** DIRECTIONS FOR THIS TASK **
Wherever the word "μέσα" turns up in a line of the entries, copy that line.

— Begin SUPPLIED RECORDS —

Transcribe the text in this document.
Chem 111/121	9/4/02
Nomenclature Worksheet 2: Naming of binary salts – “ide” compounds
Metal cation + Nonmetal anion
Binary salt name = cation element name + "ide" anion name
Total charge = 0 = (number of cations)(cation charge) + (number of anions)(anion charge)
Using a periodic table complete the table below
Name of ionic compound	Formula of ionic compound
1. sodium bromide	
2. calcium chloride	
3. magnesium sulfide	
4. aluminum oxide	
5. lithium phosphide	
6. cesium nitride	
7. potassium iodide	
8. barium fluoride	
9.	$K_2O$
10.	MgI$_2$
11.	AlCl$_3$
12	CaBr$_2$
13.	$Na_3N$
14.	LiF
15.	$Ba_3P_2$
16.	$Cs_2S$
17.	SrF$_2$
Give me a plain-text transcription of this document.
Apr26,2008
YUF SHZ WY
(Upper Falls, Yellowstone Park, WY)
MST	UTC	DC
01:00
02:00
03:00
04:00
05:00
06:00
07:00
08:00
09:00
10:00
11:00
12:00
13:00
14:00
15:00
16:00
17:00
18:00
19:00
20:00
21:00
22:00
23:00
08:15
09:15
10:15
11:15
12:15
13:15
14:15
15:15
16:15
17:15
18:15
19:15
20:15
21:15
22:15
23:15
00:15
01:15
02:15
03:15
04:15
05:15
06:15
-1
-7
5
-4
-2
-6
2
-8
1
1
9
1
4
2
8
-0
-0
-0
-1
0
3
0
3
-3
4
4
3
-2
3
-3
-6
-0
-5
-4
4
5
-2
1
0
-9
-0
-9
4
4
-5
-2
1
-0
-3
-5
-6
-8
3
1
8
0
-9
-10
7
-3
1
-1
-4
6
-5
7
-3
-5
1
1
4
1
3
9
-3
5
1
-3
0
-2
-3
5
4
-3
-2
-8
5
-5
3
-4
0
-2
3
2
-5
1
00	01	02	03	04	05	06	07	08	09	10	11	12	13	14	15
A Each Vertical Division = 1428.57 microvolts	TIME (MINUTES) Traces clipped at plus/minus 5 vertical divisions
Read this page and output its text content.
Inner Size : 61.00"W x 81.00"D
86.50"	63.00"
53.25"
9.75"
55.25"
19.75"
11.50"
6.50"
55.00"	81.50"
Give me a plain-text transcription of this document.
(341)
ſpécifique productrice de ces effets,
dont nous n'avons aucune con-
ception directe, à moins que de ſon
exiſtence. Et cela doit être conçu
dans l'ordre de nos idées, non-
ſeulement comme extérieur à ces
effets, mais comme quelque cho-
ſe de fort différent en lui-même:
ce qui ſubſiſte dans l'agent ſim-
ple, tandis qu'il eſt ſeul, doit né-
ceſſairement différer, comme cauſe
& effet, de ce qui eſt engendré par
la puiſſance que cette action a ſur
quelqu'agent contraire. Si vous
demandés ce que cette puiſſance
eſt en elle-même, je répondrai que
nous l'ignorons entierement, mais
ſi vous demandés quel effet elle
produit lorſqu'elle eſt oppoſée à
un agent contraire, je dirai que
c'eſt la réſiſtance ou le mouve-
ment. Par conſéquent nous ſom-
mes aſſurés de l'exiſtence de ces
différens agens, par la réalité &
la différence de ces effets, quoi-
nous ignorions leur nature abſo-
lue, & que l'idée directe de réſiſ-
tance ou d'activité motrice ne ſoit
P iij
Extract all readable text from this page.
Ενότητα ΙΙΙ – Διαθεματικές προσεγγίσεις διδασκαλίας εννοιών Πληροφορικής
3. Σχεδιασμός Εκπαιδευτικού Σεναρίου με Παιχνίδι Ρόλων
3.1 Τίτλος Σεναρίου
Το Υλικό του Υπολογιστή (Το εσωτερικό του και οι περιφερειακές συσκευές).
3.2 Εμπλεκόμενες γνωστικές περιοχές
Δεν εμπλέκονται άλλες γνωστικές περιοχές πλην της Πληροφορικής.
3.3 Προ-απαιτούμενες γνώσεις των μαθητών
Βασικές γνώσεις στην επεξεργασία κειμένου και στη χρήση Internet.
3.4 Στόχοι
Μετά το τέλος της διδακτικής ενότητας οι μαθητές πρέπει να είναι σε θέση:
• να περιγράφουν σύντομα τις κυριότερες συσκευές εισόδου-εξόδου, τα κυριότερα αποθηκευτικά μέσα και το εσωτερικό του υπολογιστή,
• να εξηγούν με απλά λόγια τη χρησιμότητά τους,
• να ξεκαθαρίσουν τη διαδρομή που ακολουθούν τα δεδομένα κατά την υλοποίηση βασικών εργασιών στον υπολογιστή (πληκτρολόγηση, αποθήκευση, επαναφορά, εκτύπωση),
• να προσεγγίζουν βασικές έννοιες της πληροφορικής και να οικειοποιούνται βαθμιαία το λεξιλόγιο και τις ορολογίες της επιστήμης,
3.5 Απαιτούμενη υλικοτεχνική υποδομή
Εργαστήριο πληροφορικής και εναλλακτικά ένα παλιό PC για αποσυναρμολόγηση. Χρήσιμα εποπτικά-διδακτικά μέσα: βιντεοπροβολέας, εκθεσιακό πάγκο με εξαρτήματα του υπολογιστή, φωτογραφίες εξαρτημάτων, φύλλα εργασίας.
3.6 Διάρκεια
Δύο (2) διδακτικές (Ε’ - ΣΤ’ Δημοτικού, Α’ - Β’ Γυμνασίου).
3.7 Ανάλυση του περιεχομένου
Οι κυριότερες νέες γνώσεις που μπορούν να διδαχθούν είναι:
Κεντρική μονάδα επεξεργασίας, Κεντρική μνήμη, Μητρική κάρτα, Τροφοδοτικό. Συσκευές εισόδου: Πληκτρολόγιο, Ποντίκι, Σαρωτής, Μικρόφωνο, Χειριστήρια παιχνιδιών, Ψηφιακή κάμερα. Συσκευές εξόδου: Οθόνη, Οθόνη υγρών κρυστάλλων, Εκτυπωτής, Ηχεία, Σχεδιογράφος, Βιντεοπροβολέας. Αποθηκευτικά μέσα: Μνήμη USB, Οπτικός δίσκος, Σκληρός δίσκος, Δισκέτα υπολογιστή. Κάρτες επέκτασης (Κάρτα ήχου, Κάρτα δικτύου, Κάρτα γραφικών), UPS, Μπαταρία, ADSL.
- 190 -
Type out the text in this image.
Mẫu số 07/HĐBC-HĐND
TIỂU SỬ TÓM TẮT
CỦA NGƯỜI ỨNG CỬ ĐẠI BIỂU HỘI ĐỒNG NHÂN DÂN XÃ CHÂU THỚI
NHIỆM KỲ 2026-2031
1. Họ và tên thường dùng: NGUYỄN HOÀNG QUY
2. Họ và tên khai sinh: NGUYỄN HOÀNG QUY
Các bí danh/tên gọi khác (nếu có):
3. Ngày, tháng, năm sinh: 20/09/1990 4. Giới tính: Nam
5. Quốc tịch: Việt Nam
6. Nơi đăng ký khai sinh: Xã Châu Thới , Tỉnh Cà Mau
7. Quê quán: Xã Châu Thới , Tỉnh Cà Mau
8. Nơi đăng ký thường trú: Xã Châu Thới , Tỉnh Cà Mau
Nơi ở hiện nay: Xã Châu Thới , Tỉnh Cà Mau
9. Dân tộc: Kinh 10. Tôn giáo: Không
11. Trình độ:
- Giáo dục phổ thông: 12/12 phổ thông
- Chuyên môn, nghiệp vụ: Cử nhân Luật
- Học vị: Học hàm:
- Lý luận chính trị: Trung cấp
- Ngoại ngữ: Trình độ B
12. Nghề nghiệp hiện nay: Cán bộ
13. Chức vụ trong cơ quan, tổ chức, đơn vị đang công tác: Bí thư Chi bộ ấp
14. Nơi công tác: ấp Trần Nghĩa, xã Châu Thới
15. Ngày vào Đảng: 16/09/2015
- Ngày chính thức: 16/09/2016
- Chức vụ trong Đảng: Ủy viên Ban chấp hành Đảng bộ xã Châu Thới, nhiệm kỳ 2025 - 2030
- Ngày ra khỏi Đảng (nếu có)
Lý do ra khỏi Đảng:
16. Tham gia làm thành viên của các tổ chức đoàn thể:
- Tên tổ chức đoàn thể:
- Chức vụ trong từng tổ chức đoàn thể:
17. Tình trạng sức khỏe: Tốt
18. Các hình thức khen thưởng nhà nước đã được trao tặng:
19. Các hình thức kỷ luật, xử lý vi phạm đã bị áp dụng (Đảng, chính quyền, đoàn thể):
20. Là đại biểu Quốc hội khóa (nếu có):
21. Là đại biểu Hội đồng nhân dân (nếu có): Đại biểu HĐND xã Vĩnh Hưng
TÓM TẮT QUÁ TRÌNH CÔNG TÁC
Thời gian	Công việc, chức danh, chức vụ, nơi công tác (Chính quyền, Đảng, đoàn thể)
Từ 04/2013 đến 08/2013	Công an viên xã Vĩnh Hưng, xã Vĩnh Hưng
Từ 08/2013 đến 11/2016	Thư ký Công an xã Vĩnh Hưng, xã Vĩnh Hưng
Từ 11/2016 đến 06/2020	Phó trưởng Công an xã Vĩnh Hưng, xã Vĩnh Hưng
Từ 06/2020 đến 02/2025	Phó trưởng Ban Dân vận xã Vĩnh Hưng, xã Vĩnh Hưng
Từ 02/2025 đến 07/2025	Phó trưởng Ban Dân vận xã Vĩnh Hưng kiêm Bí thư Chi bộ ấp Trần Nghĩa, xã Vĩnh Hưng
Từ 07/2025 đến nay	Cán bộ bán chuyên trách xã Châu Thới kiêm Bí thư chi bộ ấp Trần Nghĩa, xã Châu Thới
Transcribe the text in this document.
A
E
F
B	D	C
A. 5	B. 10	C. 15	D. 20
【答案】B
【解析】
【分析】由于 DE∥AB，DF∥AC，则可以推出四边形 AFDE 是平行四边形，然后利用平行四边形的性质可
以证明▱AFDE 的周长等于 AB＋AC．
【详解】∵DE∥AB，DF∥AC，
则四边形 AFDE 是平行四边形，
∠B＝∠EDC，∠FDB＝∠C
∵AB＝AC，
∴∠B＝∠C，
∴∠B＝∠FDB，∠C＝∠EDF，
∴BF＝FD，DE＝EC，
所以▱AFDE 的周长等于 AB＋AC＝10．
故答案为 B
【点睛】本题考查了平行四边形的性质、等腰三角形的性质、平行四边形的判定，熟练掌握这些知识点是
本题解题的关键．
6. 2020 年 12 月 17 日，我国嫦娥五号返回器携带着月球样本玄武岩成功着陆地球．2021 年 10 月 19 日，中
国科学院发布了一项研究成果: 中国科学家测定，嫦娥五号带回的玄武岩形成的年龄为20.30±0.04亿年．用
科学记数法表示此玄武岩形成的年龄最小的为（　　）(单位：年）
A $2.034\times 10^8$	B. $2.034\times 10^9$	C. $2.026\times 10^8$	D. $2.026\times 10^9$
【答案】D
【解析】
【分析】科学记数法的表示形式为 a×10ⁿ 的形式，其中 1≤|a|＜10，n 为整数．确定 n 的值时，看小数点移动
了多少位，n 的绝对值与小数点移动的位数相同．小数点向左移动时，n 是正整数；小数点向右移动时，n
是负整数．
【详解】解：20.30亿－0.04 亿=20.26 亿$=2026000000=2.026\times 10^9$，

— End SUPPLIED RECORDS —

** REPLY TO THE TASK **
• να περιγράφουν σύντομα τις κυριότερες συσκευές εισόδου-εξόδου, τα κυριότερα αποθηκευτικά μέσα και το εσωτερικό του υπολογιστή,
Εργαστήριο πληροφορικής και εναλλακτικά ένα παλιό PC για αποσυναρμολόγηση. Χρήσιμα εποπτικά-διδακτικά μέσα: βιντεοπροβολέας, εκθεσιακό πάγκο με εξαρτήματα του υπολογιστή, φωτογραφίες εξαρτημάτων, φύλλα εργασίας.
Κεντρική μονάδα επεξεργασίας, Κεντρική μνήμη, Μητρική κάρτα, Τροφοδοτικό. Συσκευές εισόδου: Πληκτρολόγιο, Ποντίκι, Σαρωτής, Μικρόφωνο, Χειριστήρια παιχνιδιών, Ψηφιακή κάμερα. Συσκευές εξόδου: Οθόνη, Οθόνη υγρών κρυστάλλων, Εκτυπωτής, Ηχεία, Σχεδιογράφος, Βιντεοπροβολέας. Αποθηκευτικά μέσα: Μνήμη USB, Οπτικός δίσκος, Σκληρός δίσκος, Δισκέτα υπολογιστή. Κάρτες επέκτασης (Κάρτα ήχου, Κάρτα δικτύου, Κάρτα γραφικών), UPS, Μπαταρία, ADSL.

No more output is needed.